*DATA FOR THIS TASK*.

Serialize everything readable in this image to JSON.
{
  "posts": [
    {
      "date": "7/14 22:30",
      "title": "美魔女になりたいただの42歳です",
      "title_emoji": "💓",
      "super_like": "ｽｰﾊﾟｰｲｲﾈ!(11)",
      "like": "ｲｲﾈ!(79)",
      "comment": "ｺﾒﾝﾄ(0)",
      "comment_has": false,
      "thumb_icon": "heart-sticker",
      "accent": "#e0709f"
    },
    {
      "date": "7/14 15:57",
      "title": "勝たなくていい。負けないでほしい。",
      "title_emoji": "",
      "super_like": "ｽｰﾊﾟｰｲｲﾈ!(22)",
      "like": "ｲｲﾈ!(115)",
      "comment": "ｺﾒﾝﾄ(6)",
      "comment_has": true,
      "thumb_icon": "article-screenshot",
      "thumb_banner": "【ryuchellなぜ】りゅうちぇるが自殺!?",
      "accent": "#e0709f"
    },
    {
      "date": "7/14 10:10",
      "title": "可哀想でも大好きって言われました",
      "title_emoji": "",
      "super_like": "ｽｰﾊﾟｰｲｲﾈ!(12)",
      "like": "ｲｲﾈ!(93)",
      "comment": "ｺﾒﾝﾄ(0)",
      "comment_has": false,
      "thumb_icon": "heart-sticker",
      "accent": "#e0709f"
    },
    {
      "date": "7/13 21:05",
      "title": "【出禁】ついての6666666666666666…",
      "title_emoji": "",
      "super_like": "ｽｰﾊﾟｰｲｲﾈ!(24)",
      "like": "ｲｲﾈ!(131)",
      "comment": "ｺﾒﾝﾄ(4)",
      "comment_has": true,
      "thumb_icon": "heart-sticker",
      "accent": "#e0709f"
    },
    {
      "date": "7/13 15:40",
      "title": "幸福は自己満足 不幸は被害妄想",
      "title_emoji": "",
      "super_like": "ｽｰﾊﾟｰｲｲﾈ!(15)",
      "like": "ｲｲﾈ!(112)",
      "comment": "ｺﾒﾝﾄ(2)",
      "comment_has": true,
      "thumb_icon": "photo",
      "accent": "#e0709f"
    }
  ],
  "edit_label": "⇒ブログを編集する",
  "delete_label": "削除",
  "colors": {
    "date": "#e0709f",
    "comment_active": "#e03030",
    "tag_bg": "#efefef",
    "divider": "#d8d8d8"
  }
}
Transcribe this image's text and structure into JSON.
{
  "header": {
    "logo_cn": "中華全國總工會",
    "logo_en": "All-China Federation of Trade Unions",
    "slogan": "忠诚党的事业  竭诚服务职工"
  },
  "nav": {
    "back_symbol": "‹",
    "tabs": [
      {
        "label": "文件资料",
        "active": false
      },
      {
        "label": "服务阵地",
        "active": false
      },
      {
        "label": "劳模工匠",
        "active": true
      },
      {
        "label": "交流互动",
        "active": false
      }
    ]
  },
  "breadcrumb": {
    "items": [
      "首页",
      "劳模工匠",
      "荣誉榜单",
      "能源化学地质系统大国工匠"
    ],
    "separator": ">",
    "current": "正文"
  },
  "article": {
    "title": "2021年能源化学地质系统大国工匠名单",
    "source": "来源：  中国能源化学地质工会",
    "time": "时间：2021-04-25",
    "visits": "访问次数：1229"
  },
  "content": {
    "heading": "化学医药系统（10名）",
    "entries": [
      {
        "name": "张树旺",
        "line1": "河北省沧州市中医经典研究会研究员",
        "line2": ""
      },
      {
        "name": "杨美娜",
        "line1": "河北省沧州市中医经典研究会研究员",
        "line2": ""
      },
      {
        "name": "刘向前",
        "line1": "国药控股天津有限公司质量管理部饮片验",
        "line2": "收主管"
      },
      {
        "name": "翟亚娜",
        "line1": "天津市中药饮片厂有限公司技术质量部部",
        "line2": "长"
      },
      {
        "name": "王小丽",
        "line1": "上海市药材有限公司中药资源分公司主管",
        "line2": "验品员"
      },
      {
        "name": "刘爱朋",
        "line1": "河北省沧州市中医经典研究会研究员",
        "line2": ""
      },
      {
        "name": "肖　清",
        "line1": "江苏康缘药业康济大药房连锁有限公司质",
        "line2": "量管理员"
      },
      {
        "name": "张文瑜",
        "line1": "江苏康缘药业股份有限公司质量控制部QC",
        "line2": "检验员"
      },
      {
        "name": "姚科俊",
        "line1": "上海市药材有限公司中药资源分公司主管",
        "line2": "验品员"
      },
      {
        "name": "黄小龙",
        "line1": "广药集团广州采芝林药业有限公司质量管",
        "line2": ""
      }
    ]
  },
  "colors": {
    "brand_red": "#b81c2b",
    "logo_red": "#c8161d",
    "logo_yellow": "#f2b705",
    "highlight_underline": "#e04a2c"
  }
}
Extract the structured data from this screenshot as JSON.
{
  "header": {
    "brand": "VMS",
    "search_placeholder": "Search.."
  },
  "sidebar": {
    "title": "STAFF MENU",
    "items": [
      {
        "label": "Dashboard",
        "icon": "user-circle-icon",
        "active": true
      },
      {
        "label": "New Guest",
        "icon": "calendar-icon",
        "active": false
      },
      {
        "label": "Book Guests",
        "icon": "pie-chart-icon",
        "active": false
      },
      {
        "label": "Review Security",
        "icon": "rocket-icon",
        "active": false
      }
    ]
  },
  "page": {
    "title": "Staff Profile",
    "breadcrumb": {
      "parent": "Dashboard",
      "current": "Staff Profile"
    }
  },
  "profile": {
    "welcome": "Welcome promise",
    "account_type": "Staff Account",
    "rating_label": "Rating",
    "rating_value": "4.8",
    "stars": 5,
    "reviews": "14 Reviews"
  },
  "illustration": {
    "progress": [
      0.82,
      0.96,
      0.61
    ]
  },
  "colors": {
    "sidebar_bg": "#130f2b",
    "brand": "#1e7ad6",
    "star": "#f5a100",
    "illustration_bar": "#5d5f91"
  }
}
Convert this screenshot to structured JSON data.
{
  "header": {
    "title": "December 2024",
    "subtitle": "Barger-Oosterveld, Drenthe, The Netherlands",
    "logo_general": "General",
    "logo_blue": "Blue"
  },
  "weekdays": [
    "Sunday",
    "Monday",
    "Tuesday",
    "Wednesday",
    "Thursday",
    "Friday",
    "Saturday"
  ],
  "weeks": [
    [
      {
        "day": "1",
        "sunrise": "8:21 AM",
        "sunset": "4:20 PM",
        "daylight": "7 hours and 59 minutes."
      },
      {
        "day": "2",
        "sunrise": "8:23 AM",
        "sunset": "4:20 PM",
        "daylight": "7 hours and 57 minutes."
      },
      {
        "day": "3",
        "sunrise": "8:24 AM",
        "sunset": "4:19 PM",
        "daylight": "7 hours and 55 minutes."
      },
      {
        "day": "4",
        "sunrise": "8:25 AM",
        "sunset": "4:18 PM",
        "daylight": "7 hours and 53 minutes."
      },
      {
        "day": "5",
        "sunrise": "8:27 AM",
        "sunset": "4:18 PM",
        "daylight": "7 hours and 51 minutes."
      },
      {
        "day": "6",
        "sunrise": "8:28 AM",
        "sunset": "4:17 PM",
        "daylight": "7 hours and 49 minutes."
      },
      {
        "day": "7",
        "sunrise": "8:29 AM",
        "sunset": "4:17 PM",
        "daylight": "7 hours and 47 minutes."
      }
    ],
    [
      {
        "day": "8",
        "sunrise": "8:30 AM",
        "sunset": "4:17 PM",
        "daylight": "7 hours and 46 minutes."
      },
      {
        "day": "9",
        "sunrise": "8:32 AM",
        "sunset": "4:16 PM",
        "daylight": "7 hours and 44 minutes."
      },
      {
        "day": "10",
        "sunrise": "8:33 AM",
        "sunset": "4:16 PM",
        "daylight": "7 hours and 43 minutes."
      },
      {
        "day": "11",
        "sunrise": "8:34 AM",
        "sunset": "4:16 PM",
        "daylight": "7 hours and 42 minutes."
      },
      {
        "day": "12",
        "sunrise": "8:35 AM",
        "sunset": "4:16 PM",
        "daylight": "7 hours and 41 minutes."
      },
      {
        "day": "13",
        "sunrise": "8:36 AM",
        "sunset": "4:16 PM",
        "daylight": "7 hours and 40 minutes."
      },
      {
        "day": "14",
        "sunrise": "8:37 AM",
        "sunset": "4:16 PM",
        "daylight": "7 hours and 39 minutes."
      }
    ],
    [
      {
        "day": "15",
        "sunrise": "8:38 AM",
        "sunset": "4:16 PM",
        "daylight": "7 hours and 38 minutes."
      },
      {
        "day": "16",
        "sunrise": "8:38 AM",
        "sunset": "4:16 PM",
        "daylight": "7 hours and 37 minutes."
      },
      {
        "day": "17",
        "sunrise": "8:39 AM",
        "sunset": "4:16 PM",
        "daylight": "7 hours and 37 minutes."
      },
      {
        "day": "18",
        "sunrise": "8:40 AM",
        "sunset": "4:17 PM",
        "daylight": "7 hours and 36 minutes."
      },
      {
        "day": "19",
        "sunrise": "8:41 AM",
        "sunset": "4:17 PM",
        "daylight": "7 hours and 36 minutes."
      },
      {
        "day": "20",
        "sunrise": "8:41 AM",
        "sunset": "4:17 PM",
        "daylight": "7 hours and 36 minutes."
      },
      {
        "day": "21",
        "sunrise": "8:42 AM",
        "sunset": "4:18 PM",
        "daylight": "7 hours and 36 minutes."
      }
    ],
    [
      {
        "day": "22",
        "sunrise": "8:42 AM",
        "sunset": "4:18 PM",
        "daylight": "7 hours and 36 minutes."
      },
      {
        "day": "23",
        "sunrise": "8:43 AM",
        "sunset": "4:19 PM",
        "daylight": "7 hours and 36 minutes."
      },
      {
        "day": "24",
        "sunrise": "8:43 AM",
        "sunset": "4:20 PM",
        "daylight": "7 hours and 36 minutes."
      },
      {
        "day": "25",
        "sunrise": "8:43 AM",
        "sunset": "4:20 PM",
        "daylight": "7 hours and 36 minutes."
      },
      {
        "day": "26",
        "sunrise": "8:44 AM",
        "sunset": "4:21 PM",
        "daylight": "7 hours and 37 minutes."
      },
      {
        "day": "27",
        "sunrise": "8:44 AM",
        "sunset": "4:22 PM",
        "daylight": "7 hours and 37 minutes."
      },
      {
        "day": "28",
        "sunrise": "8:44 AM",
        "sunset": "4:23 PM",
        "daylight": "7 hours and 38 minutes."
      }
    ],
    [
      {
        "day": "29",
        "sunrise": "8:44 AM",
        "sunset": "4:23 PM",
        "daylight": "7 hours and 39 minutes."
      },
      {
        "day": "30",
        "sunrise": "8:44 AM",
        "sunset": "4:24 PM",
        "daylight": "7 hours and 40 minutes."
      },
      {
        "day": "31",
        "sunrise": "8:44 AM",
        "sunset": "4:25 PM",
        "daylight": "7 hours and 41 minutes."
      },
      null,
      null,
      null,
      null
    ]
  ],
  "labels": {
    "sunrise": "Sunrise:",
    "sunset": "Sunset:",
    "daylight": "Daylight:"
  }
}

*INSTRUCTIONS FOR THE TASK*.
Go through the material and copy out every line with "JSON" in it.

*REPLY*.
Serialize everything readable in this image to JSON.
Transcribe this image's text and structure into JSON.
Extract the structured data from this screenshot as JSON.
Convert this screenshot to structured JSON data.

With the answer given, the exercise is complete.